▶ The problem
Reproduce each line bearing the word "place".

——————

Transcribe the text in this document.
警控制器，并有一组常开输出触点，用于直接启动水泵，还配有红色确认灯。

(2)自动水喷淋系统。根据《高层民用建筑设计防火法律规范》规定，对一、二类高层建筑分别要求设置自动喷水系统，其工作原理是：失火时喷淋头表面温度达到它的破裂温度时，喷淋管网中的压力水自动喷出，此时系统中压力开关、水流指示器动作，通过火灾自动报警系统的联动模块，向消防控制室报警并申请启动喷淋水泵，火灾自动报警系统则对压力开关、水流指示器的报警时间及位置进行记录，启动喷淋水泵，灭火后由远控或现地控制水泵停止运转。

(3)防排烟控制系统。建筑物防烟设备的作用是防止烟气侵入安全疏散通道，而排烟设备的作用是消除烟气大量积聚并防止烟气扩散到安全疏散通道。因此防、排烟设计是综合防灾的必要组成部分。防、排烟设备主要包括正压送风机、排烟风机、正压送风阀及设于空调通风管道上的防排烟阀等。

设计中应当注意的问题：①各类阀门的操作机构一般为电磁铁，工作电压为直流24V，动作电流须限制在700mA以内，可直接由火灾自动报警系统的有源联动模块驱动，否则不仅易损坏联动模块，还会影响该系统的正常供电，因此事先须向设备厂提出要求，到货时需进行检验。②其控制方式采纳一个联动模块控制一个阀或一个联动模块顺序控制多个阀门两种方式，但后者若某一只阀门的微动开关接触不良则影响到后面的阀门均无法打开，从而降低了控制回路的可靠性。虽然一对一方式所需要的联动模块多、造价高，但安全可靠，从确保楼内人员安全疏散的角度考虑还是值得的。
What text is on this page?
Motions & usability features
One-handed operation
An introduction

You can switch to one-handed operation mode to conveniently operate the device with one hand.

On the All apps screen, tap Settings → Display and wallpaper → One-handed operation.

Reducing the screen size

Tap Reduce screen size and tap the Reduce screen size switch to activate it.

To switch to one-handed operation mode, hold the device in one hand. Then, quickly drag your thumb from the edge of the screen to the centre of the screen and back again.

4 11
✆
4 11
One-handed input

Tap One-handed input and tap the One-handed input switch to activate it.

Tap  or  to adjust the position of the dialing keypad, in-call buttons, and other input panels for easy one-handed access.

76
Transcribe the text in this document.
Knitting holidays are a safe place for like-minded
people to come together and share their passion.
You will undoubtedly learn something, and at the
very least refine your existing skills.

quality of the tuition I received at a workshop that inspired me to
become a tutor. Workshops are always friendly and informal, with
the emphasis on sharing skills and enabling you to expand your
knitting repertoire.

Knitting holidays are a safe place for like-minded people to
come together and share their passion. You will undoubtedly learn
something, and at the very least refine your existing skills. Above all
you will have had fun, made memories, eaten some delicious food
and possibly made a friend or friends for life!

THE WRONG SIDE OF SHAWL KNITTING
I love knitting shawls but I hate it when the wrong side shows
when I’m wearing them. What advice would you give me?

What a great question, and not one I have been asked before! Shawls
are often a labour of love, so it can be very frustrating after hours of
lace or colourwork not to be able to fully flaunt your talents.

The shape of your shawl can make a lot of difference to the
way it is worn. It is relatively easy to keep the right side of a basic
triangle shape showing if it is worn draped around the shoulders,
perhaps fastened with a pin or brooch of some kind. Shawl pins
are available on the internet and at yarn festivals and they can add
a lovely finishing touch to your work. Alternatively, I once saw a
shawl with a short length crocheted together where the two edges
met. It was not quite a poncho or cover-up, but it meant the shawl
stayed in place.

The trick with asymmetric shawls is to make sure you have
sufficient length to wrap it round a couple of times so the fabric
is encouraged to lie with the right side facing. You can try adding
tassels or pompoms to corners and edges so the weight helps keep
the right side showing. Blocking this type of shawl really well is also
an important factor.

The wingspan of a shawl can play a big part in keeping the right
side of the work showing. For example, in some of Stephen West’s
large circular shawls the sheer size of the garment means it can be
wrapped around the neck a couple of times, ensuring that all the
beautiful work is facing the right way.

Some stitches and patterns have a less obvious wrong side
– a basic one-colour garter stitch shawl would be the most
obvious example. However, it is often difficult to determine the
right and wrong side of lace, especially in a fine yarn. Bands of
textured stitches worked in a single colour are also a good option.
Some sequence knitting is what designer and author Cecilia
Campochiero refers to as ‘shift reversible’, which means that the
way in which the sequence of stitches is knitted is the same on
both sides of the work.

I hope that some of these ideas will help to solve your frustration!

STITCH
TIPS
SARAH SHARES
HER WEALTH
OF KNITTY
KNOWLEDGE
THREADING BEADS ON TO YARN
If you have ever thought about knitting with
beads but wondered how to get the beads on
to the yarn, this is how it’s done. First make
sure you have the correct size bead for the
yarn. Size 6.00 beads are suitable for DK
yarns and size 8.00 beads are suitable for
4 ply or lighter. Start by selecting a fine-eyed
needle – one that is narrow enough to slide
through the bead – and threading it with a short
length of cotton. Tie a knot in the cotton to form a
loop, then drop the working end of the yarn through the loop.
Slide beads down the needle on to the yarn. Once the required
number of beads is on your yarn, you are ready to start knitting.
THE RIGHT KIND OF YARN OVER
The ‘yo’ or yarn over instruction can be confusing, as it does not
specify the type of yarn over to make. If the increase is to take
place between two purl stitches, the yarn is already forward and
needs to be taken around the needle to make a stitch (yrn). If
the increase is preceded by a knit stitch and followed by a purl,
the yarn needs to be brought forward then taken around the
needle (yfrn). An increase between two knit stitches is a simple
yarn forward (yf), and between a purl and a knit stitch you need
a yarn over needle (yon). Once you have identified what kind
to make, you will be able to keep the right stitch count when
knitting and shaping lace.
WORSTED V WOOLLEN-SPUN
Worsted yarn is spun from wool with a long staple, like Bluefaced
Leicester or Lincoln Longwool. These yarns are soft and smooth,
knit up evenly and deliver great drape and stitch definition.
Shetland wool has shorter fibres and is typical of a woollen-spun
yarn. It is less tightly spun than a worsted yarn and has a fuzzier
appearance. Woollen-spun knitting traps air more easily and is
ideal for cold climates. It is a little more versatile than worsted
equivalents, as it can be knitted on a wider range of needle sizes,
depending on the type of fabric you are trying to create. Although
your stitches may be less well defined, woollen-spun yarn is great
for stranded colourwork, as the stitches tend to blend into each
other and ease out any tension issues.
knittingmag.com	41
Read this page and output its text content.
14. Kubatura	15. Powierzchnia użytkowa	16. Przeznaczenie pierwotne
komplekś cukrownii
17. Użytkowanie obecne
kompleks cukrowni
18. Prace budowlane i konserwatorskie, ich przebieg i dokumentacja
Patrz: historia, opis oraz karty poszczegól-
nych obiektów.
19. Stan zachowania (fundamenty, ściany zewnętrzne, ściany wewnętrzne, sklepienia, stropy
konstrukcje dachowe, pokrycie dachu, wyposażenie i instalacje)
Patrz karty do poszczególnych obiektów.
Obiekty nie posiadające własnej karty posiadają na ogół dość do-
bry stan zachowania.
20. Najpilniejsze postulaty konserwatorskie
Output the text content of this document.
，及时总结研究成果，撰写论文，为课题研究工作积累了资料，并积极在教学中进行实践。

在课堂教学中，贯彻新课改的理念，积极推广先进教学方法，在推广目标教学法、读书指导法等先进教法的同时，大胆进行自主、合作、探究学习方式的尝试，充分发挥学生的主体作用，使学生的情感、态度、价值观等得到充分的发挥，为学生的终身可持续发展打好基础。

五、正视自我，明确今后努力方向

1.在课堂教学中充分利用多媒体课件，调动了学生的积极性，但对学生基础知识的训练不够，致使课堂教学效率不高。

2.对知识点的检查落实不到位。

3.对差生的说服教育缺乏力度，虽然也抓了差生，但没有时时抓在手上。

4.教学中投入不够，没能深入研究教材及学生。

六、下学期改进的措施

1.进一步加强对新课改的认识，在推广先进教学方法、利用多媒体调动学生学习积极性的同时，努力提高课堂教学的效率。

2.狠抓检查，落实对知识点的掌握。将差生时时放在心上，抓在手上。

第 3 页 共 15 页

——————

▶ Worked solution
Knitting holidays are a safe place for like-minded
Knitting holidays are a safe place for like-minded people to
stayed in place.
place between two purl stitches, the yarn is already forward and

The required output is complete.